* Direction *
Go through the material and tally the lines containing the string "Services". Give the total alone.

* Data for this exercise *
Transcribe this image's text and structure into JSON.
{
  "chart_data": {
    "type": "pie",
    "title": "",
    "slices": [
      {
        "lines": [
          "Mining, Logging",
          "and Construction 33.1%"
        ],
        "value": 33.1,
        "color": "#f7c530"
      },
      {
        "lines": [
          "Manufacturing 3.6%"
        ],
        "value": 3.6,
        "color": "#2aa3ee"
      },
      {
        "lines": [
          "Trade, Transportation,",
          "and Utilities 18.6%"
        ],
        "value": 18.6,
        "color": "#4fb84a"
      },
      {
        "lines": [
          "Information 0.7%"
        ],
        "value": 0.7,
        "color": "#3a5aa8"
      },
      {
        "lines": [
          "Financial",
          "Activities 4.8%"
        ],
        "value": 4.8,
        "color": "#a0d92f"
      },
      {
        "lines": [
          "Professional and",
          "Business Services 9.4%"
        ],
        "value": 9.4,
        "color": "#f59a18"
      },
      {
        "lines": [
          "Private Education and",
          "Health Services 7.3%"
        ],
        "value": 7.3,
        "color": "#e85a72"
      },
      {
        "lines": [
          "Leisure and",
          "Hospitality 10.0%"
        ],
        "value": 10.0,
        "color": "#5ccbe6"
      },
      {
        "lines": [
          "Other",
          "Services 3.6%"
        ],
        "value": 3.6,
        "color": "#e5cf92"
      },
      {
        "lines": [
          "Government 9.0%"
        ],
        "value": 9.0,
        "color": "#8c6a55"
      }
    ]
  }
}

* Full solution *
3